» TASK BRIEF:
Filter the records for lines holding the string "color".

Extracts from a graphics dataset:
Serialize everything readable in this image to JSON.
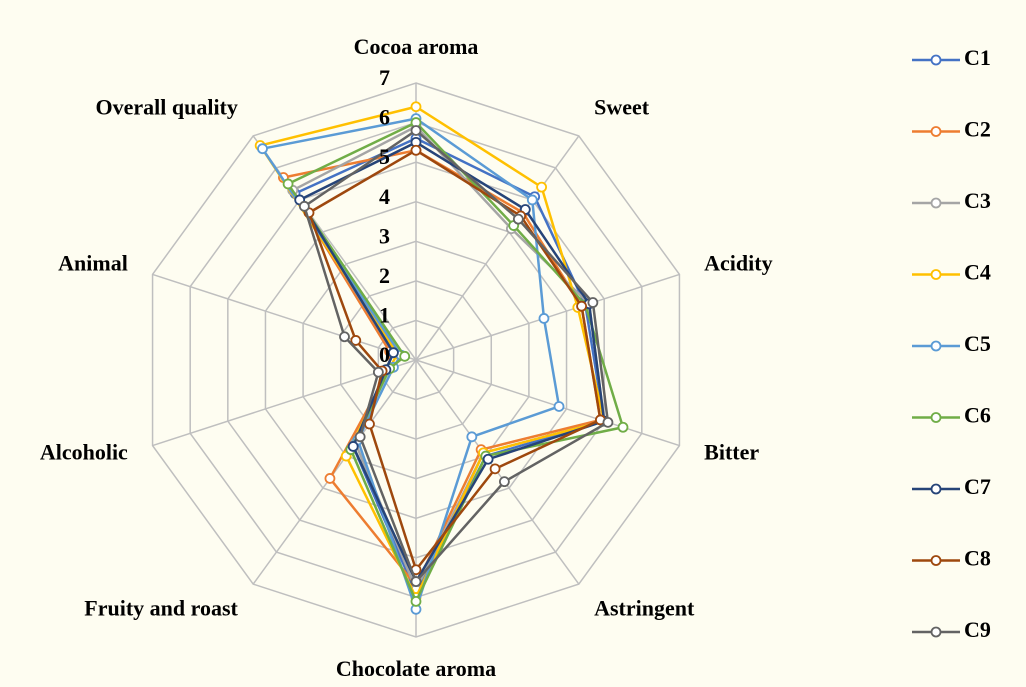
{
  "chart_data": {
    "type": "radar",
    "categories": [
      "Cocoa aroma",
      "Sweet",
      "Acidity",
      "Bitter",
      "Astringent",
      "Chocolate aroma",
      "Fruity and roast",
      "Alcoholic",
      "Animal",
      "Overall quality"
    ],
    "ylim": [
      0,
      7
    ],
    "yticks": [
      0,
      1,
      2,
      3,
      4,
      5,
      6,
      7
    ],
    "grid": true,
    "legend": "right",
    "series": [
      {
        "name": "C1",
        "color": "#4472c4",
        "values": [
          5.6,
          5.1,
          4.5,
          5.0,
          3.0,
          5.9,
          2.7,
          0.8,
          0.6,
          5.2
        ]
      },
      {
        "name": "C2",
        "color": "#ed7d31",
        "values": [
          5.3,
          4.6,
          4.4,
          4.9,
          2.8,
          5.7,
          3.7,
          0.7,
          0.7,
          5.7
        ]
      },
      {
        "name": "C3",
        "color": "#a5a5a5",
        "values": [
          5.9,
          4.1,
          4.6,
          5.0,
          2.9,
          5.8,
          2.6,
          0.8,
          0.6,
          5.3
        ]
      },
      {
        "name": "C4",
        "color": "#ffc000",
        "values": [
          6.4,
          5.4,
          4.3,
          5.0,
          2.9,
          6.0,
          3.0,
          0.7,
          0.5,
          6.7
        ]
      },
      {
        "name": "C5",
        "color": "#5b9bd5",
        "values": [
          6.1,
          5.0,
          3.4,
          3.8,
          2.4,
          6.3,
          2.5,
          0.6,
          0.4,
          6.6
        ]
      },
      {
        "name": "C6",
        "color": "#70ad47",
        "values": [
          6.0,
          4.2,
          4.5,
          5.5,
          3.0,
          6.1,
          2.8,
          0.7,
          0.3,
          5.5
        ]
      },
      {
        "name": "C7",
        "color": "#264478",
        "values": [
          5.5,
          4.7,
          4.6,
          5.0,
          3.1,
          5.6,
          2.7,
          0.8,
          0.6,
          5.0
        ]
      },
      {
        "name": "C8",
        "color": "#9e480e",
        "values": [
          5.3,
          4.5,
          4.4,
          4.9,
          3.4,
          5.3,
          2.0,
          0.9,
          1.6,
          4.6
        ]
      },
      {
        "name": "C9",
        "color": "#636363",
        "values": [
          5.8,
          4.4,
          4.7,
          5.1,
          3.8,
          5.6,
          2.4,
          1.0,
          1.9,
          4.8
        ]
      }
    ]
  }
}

» PROBLEM SOLUTION:
        "color": "#4472c4",
        "color": "#ed7d31",
        "color": "#a5a5a5",
        "color": "#ffc000",
        "color": "#5b9bd5",
        "color": "#70ad47",
        "color": "#264478",
        "color": "#9e480e",
        "color": "#636363",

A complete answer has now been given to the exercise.